WHAT IS REQUIRED
Report how many lines contain "trophy". Give the number and nothing else.

SUPPLIED MATERIAL
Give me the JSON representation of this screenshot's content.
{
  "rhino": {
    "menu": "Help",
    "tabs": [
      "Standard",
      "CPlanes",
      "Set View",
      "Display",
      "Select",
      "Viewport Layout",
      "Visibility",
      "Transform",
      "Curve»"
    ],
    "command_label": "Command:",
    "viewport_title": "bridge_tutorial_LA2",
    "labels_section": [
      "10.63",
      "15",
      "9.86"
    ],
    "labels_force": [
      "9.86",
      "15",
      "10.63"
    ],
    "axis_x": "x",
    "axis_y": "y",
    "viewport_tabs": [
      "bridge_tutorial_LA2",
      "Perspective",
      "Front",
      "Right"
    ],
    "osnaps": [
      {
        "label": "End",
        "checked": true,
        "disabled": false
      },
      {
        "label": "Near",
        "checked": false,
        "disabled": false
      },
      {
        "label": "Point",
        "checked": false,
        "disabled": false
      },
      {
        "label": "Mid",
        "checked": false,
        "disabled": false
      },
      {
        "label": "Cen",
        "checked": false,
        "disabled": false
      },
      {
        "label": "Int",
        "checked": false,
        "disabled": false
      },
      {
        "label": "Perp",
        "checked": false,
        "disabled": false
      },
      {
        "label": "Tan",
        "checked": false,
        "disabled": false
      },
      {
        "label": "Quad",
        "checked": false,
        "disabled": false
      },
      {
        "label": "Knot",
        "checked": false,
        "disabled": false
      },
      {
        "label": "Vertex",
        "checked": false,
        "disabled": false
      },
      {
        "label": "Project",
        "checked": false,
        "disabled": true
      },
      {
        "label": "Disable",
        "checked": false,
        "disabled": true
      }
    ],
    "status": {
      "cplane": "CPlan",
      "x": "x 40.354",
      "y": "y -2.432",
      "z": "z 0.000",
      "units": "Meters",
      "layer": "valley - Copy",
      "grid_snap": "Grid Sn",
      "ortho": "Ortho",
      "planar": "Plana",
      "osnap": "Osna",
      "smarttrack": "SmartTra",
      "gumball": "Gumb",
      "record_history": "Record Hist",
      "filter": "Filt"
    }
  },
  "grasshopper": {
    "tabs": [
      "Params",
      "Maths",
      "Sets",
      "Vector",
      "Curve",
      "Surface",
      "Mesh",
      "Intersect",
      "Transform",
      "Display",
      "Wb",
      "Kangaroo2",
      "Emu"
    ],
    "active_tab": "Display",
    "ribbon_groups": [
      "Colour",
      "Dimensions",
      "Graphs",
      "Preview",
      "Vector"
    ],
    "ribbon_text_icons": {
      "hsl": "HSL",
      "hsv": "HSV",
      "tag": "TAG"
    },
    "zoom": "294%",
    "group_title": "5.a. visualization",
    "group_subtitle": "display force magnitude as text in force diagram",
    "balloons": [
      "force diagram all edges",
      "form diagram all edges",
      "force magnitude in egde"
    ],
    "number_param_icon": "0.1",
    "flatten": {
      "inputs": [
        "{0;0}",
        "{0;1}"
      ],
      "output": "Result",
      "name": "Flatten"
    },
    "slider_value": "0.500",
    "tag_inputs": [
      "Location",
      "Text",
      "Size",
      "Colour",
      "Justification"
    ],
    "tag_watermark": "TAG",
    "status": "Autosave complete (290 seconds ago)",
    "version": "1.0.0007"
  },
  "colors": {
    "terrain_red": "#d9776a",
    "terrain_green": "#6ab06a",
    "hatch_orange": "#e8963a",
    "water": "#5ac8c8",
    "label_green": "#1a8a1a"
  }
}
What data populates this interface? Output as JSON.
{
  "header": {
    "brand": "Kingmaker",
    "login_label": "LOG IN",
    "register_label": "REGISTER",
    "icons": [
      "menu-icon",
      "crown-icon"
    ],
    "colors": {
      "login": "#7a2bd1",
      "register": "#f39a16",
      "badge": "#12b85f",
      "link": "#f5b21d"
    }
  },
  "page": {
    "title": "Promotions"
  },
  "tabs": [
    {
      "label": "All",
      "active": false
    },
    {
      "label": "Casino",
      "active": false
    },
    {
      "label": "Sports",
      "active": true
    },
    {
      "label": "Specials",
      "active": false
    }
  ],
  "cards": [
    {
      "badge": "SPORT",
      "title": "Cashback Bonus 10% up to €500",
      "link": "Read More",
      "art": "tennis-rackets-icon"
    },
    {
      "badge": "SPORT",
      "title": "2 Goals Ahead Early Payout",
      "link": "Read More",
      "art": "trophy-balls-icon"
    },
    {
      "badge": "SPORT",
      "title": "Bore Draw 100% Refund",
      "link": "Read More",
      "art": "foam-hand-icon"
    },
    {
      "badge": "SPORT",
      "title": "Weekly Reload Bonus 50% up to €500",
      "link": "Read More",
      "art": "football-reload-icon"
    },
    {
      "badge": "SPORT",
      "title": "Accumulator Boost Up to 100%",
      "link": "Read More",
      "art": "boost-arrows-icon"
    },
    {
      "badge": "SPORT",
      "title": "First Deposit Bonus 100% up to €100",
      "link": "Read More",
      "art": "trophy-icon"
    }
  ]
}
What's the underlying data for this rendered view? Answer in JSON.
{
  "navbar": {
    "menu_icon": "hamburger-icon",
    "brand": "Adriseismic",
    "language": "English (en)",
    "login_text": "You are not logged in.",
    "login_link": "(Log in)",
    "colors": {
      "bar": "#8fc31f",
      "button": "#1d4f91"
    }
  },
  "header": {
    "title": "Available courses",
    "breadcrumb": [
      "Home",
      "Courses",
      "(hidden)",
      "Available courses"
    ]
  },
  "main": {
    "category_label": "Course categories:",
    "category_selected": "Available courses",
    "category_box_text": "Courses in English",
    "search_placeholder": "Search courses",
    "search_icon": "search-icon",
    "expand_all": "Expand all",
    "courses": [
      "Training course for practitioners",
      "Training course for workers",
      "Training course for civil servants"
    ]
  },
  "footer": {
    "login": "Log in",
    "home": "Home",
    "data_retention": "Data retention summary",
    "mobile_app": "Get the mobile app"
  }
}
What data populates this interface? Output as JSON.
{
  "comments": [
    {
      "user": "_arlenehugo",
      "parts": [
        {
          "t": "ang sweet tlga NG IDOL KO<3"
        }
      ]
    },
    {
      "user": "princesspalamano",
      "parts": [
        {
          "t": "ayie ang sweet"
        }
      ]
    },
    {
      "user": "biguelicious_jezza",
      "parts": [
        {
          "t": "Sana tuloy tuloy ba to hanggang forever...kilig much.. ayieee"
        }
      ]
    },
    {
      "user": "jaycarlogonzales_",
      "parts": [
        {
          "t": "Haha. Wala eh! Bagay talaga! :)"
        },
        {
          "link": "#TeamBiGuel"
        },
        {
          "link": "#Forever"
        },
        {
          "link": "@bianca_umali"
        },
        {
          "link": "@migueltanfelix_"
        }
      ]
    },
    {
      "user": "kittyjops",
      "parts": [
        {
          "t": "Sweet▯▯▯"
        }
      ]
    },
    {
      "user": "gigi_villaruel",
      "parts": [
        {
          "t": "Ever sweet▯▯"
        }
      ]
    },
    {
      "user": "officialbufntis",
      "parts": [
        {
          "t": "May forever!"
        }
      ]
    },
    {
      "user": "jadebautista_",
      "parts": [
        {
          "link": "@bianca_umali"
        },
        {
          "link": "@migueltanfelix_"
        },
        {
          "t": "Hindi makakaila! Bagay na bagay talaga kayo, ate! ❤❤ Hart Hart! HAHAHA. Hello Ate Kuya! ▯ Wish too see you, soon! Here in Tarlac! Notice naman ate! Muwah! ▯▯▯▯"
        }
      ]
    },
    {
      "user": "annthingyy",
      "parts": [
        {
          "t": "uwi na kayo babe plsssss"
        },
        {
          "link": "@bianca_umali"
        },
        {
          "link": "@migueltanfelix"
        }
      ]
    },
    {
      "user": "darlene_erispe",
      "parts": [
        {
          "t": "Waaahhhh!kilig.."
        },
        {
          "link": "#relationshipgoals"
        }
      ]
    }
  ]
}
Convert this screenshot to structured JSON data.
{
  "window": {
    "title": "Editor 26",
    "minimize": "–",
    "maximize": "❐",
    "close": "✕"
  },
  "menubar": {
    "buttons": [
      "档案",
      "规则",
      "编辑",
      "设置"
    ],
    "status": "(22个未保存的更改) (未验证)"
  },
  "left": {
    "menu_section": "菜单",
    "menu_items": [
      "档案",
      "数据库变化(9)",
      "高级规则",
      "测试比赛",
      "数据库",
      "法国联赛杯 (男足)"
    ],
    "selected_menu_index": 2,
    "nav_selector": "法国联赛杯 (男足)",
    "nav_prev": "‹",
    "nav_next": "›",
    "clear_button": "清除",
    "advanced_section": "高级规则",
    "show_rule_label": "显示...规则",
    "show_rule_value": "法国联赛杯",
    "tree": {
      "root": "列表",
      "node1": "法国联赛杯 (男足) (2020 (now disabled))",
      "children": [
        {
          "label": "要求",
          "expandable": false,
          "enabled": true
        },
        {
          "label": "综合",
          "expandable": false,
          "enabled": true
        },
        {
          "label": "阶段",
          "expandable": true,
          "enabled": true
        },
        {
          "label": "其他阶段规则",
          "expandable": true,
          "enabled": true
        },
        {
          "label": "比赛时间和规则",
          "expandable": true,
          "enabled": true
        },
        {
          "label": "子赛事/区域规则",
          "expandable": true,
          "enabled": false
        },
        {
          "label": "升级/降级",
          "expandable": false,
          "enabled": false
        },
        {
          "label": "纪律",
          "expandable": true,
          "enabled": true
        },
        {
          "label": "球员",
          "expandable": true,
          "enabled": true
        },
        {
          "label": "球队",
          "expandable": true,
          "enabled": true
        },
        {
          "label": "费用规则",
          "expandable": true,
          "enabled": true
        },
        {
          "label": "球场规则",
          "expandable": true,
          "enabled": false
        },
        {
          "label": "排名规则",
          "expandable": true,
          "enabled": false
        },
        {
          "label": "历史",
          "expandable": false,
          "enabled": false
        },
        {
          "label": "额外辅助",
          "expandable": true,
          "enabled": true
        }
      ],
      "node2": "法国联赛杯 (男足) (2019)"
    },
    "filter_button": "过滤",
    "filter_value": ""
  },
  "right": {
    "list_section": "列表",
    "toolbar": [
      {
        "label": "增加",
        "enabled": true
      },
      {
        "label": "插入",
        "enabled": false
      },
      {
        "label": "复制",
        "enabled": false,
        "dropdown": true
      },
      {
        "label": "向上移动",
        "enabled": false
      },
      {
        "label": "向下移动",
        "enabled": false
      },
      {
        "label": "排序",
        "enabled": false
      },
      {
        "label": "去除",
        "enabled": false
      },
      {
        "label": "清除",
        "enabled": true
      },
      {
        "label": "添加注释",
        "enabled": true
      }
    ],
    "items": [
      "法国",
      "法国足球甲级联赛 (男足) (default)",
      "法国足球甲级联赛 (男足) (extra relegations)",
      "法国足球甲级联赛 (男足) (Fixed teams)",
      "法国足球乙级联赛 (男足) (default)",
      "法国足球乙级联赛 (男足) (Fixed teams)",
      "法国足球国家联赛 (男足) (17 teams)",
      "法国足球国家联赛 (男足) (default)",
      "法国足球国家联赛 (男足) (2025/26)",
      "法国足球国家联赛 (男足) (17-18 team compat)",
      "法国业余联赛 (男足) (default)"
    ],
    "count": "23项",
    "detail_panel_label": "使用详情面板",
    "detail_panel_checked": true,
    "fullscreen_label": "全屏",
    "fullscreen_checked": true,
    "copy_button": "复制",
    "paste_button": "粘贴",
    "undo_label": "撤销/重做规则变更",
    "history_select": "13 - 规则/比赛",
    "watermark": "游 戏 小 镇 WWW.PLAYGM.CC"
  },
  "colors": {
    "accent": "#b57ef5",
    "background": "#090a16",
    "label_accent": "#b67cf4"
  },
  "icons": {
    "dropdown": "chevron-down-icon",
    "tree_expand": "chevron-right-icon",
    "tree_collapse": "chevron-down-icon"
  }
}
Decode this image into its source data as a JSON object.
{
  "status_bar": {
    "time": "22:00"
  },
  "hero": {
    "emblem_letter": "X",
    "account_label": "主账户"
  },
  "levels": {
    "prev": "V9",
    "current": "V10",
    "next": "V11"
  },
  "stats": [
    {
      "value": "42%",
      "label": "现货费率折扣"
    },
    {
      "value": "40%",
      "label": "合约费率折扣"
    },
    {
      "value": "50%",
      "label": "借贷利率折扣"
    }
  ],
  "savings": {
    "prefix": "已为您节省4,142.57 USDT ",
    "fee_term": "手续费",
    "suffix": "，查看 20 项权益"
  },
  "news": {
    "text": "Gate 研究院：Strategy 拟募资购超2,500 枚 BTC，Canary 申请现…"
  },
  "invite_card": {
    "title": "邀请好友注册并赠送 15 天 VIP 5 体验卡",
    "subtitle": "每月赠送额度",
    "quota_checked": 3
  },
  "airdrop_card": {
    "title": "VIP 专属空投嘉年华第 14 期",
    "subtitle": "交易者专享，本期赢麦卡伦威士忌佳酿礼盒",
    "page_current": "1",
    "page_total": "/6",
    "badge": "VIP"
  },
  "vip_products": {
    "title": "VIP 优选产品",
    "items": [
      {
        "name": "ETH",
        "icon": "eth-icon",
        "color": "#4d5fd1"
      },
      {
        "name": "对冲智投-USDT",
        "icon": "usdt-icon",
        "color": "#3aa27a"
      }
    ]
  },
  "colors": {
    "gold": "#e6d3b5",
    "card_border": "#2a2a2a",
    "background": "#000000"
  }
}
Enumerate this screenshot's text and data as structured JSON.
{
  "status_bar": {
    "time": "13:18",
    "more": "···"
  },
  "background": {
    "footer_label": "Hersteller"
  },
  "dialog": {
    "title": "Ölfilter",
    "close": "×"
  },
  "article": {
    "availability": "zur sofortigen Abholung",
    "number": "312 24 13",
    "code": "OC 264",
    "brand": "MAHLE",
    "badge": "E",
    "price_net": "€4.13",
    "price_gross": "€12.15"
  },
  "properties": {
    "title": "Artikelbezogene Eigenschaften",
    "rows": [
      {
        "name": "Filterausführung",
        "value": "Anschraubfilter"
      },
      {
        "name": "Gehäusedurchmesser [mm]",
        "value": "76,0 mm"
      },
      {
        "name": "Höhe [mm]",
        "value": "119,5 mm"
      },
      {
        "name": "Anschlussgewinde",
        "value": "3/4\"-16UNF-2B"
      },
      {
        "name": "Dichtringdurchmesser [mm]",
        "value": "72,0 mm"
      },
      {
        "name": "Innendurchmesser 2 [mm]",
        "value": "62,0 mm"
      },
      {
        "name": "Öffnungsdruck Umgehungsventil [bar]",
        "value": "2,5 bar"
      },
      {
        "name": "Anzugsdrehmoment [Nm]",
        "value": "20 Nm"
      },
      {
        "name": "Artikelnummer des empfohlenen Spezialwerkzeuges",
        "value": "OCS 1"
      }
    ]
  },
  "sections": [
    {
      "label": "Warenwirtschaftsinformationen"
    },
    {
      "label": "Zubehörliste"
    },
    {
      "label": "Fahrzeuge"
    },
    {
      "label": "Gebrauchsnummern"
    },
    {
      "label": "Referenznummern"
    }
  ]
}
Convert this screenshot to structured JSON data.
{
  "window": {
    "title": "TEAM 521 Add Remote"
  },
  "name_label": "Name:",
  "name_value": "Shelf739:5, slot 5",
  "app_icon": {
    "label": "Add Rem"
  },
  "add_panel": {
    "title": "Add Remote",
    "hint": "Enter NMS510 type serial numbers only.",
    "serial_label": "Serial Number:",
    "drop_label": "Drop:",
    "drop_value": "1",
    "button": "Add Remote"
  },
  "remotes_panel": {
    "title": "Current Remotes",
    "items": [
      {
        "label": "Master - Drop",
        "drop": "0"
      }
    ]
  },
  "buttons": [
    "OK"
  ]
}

EXERCISE SOLUTION
2